··· TEXT BLOCK

We will try to understand how collective user tastes can be used to find products that are similar to each other and make personalized recommendations based on purchase history. For this, we will use a book purchase dataset. We will be using Python 3.11 and SQL languages throughout this section to create a recommendation app using collaborative filtering.

Let's start with the implementation.

Install and Load Dependencies

To begin with, you need to install a set of Python dependencies that will help you manipulate data and perform collaborative filtering. Although Hex already comes with a lot of Python dependencies preinstalled, you can use the Python Package Manager (PIP) to install the dependencies if they are missing.

$ pip install pandas
$ pip install numpy
$ pip install scikit-learn

Once the dependencies are installed, you can load them into the Hex environment as follows:

import pandas as pd
import numpy as np
import sklearn
from sklearn.decomposition import TruncatedSVD
from collections import Counter

The pandas and numpy libraries will help us to load and preprocess the data while sklearn will help us to create the collaborative filtering model and evaluate that.

Load and Preprocess Data

The aim of our project is to provide users with book recommendations based on their purchase history. To achieve this, we have two tables at our disposal. The first table displays the books each user has read and their corresponding ratings. It can be loaded with the help of a simple SQL SELECT statement as follows:

select * from "DEMO_DATA"."DEMOS"."BOOK_RATINGS"
preprocess data

Meanwhile, the second table offers more detailed information on each book and it can be loaded with the help of the following SQL command:

select * from "DEMO_DATA"."DEMOS"."BOOK_DATA"
book data demo

Although there could be multiple preprocessing stages involved at this phase depending on the data that you use. But for this data, we mainly need to remove the null values (missing data) that can cause issues in building the recommender system. In our data, columns like USER_ID, Book_title, Title, and RATING contain some null values, we will remove the entire row from the data if any of these columns have a null value. To do so, we can use the dropna() method from pandas as follows:

data.dropna(subset = ['USER_ID', 'Book_title', 'RATING'], axis = 0, inplace = True)

······

** EXERCISE TASKS **
#1 Please write out the collaborative filtering walkthrough word for word, starting with "To begin with, you" and going on through "they are missing.".
#2 According to the collaborative filtering walkthrough, which pandas method is used to remove rows that have null values?
The rows are material separate from the walkthrough.

··· EXTRACTED INFORMATION

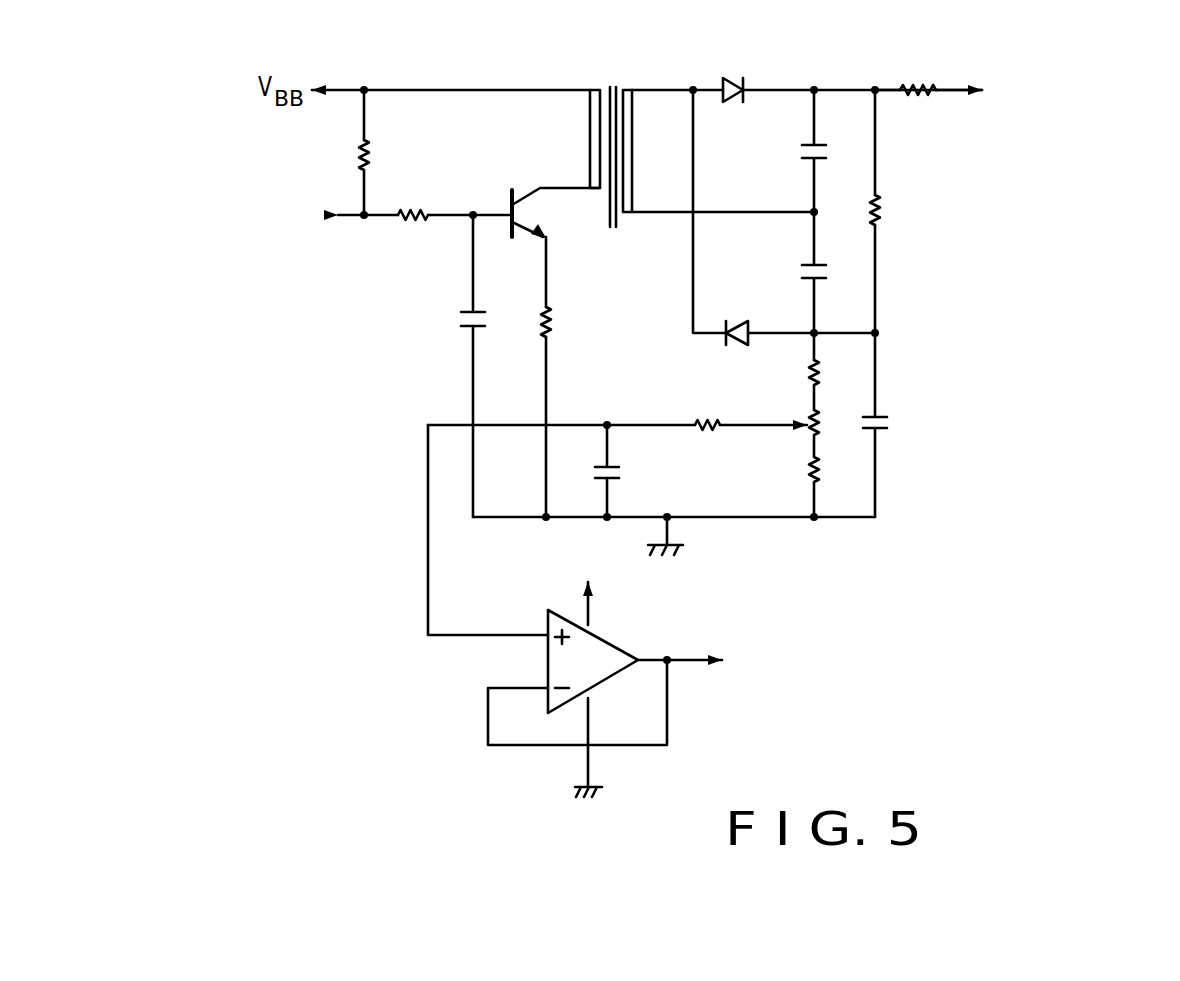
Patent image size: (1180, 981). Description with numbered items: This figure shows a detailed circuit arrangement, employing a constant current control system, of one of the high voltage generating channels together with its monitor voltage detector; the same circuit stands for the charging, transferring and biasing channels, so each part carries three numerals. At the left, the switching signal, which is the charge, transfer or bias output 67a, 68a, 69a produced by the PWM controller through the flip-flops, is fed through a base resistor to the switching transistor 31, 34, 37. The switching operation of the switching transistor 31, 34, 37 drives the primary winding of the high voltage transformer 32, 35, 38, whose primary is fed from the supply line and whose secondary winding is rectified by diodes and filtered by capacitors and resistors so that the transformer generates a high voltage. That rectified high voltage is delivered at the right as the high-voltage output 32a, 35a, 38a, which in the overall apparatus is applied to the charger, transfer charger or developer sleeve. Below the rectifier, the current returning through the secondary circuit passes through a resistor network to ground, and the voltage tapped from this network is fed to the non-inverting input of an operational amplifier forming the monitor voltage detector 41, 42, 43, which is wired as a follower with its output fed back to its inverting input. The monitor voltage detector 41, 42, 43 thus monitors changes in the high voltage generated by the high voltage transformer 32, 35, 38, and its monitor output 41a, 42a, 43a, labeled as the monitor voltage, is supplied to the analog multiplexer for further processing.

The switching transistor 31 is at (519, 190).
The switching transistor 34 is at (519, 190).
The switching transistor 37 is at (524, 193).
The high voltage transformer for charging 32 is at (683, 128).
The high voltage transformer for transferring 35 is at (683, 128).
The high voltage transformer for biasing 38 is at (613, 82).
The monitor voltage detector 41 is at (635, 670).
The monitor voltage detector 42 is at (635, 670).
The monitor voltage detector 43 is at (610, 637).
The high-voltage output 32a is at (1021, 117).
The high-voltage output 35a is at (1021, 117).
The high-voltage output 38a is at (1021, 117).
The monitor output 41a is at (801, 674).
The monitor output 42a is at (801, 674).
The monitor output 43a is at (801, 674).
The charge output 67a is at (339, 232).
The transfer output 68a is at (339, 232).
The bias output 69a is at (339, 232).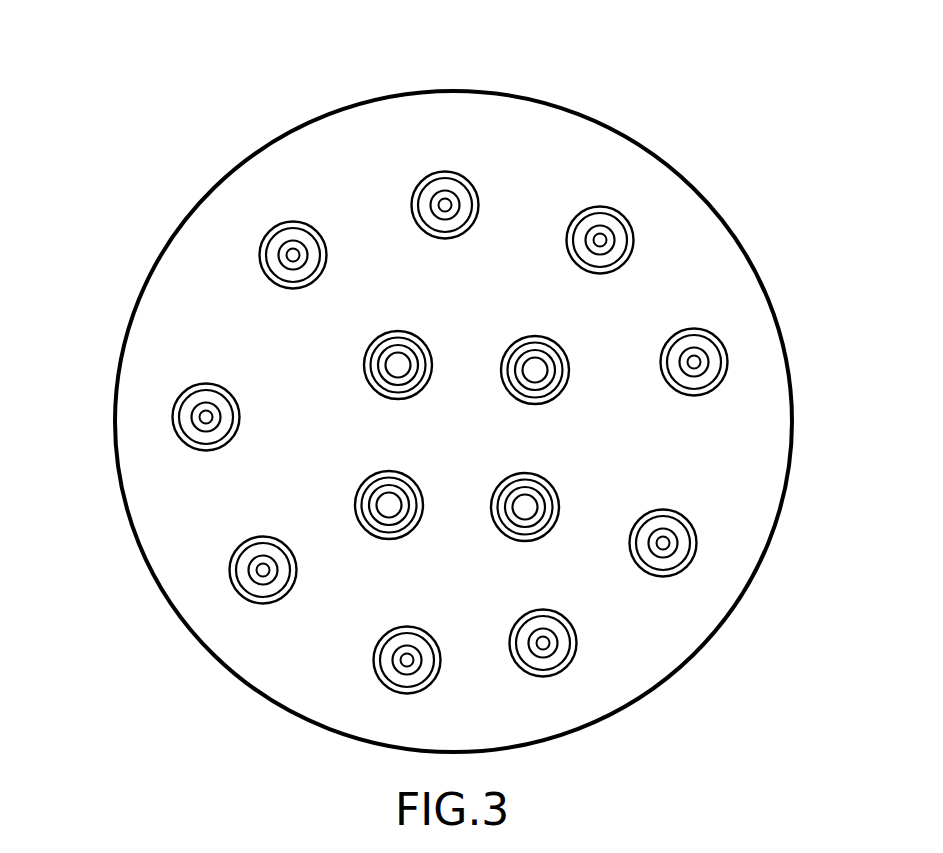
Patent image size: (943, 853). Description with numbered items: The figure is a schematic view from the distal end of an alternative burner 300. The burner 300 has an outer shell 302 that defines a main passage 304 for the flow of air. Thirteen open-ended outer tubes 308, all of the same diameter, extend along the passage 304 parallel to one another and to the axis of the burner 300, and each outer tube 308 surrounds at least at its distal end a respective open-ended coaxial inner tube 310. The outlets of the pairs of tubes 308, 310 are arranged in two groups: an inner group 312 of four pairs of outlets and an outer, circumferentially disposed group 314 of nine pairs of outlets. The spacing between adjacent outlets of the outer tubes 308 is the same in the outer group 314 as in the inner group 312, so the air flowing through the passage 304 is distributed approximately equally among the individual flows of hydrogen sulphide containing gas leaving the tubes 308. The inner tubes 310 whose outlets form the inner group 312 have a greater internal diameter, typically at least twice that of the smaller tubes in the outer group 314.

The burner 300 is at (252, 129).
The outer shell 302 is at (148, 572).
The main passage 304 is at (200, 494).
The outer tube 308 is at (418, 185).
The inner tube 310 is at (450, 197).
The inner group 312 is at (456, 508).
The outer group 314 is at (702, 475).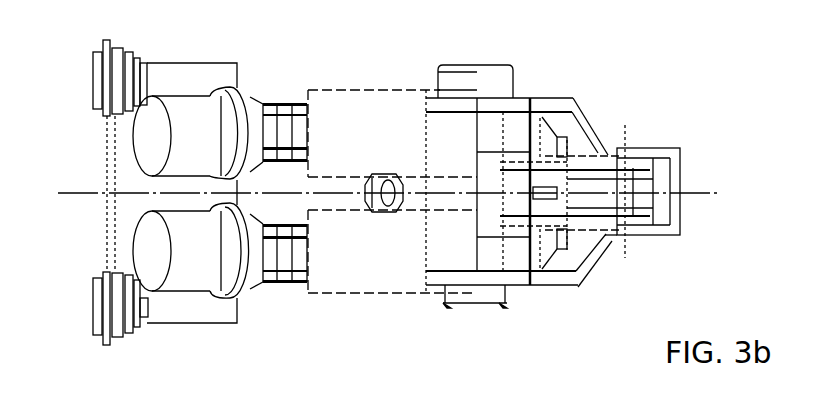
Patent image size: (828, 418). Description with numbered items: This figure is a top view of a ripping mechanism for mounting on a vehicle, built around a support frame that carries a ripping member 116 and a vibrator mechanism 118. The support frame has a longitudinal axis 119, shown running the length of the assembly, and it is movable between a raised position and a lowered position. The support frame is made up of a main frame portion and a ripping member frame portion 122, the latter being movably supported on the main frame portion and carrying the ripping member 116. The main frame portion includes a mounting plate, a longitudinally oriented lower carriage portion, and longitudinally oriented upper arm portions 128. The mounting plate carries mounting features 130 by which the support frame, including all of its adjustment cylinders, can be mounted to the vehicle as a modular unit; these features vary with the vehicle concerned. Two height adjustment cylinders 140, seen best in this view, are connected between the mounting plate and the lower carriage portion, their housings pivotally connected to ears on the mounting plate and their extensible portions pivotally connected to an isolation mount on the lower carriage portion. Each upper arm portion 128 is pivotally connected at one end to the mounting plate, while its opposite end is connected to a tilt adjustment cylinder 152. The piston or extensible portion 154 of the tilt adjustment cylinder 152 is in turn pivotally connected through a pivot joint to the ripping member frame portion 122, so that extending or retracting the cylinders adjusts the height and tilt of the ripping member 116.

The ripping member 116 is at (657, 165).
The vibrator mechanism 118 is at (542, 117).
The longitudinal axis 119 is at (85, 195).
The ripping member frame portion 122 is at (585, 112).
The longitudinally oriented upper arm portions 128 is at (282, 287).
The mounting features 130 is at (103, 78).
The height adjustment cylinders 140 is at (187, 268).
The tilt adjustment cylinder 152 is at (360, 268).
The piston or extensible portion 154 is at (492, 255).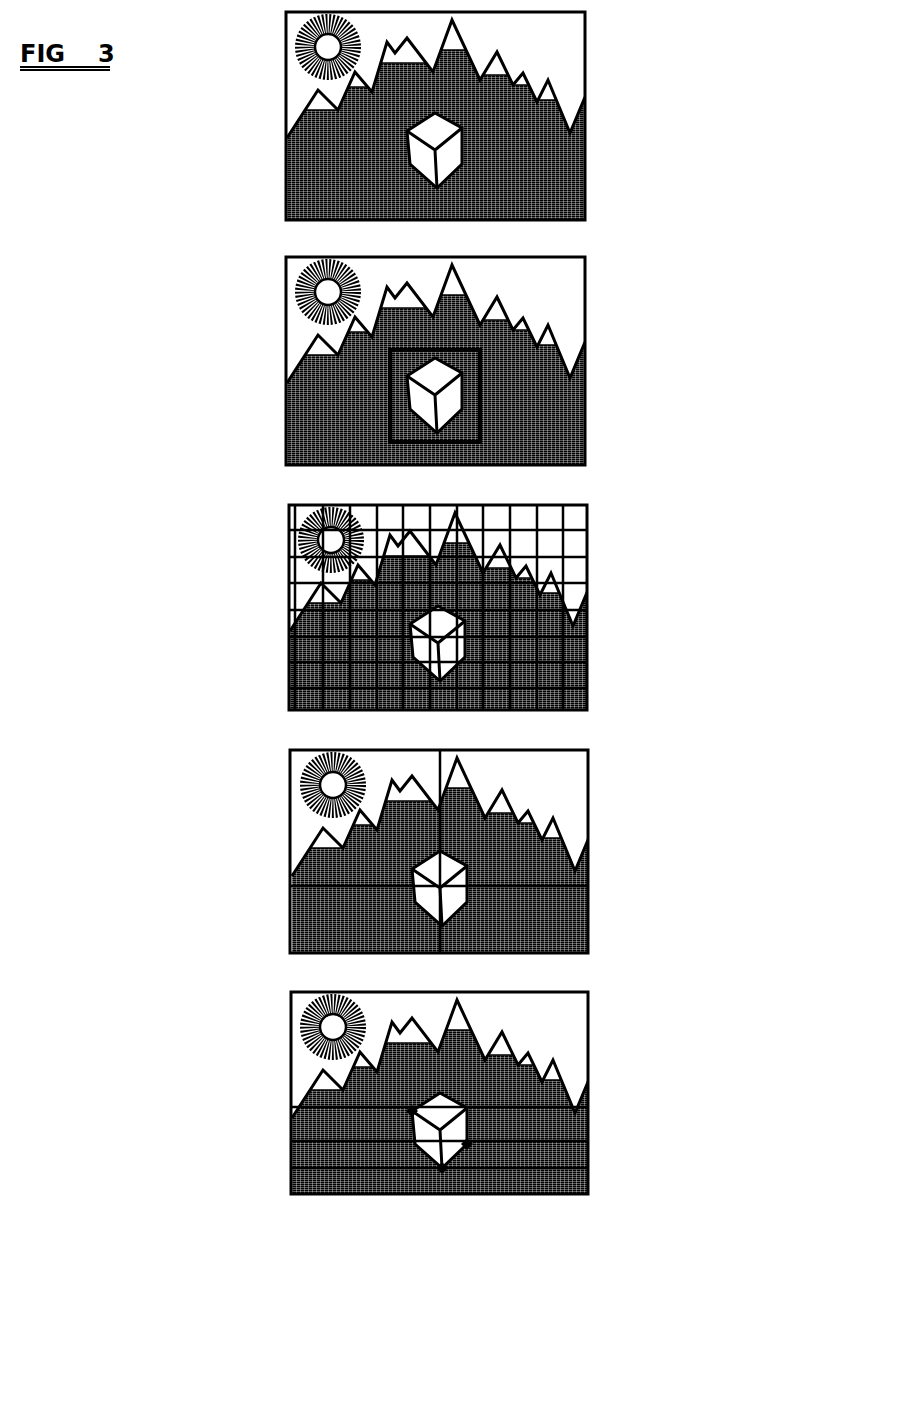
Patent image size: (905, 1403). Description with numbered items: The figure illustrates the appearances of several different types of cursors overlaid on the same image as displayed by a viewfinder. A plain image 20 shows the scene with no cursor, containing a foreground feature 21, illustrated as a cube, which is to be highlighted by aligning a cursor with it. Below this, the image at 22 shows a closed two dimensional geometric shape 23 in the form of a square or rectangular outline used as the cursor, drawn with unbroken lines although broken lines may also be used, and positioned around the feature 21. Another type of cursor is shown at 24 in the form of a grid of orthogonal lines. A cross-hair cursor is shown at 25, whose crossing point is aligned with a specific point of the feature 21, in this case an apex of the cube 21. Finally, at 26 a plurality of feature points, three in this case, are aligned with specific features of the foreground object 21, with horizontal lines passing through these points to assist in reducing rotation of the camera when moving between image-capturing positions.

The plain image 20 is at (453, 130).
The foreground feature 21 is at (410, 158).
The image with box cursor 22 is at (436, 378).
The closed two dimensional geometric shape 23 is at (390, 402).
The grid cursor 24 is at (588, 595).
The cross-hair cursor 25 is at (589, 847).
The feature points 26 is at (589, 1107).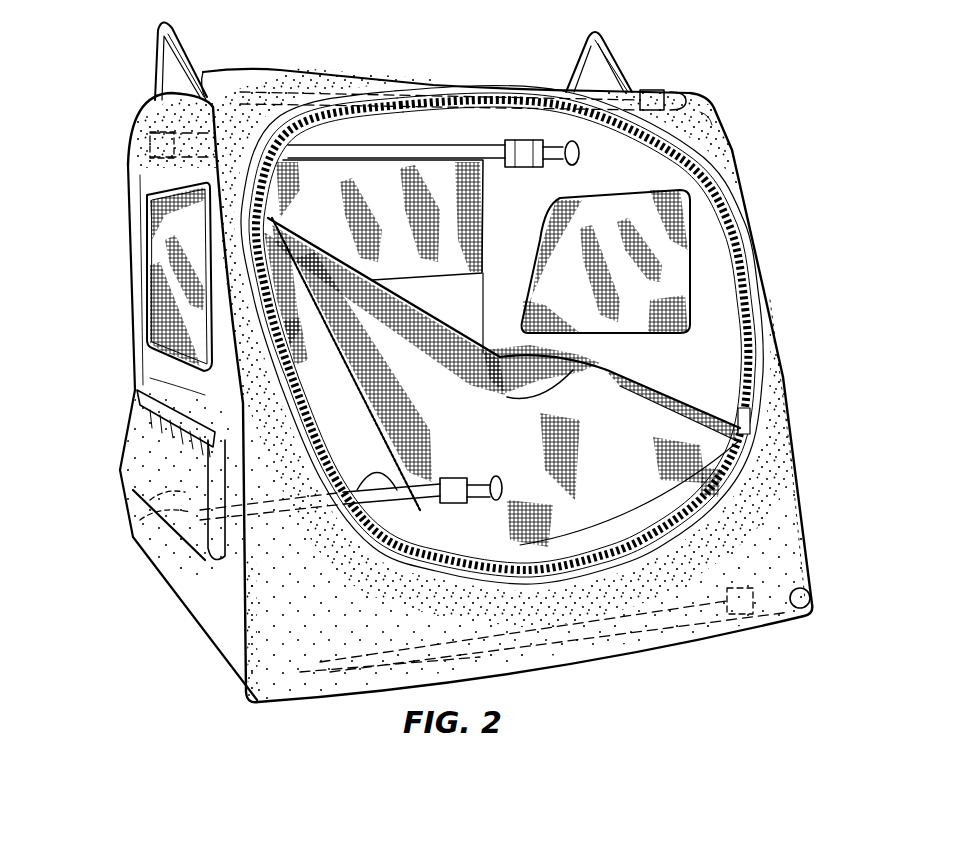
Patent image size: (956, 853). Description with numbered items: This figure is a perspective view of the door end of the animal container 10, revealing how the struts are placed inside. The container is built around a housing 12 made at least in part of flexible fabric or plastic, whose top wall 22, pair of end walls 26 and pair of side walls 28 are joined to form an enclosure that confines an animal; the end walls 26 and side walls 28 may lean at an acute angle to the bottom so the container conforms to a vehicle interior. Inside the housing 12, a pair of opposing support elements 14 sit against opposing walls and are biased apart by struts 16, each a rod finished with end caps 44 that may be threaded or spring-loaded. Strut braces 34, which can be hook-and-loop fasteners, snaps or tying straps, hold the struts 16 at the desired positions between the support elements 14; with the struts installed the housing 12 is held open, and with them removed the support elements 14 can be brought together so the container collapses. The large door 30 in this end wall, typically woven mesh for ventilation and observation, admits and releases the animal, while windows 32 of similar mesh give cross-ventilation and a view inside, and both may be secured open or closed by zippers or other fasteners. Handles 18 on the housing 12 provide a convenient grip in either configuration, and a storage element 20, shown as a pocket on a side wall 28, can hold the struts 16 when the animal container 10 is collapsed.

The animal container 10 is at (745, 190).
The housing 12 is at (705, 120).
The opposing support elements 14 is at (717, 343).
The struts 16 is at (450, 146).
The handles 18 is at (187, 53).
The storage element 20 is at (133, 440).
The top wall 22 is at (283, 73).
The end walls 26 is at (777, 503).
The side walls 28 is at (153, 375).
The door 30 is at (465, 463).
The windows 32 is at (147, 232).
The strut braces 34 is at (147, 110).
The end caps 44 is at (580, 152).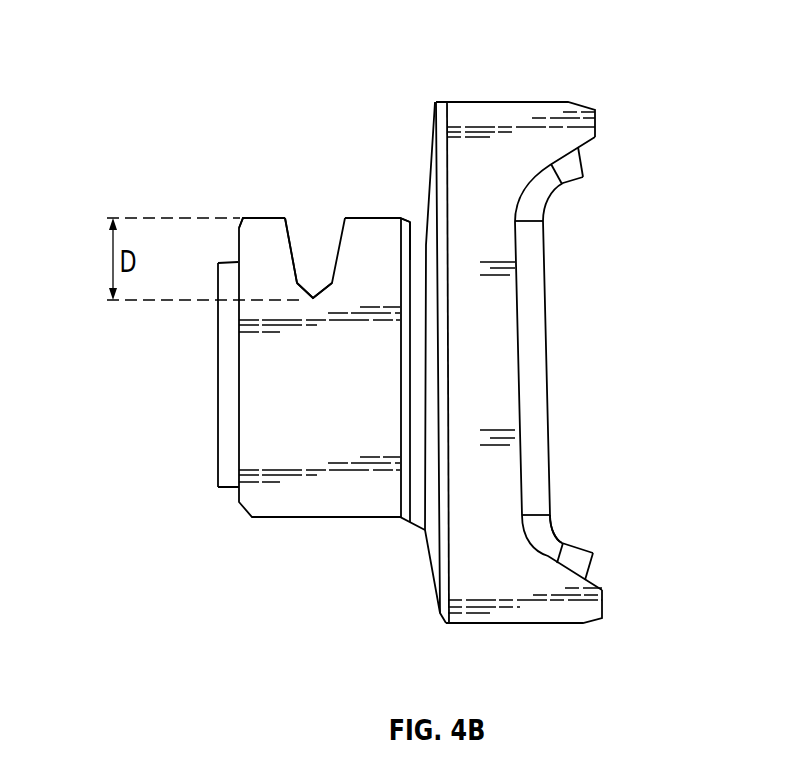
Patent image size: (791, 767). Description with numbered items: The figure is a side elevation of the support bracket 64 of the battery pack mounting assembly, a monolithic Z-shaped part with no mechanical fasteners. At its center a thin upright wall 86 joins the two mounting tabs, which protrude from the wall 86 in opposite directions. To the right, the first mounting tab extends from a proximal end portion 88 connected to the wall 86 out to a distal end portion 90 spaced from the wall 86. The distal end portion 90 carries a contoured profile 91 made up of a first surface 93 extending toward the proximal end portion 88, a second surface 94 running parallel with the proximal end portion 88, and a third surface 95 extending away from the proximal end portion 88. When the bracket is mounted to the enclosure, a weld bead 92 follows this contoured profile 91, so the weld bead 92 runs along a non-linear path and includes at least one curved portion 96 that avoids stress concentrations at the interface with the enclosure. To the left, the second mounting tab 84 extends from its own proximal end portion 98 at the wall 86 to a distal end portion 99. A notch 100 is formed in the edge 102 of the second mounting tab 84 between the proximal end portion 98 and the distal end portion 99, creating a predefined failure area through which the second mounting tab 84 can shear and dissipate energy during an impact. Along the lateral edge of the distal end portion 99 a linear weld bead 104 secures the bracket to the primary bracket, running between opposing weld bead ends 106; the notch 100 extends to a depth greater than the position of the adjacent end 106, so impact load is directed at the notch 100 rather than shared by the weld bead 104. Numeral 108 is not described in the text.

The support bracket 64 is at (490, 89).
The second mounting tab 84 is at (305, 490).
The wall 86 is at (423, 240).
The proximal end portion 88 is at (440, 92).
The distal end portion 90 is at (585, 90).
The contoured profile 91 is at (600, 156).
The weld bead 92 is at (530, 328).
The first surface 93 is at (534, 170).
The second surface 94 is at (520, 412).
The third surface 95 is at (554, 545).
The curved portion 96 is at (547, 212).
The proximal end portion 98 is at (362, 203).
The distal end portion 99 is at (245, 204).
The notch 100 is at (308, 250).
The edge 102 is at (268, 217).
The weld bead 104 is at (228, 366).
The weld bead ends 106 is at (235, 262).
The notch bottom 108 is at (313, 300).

······

** ANSWER SET **
#1
To begin with, you need to install a set of Python dependencies that will help you manipulate data and perform collaborative filtering. Although Hex already comes with a lot of Python dependencies preinstalled, you can use the Python Package Manager (PIP) to install the dependencies if they are missing.

#2 The dropna() method.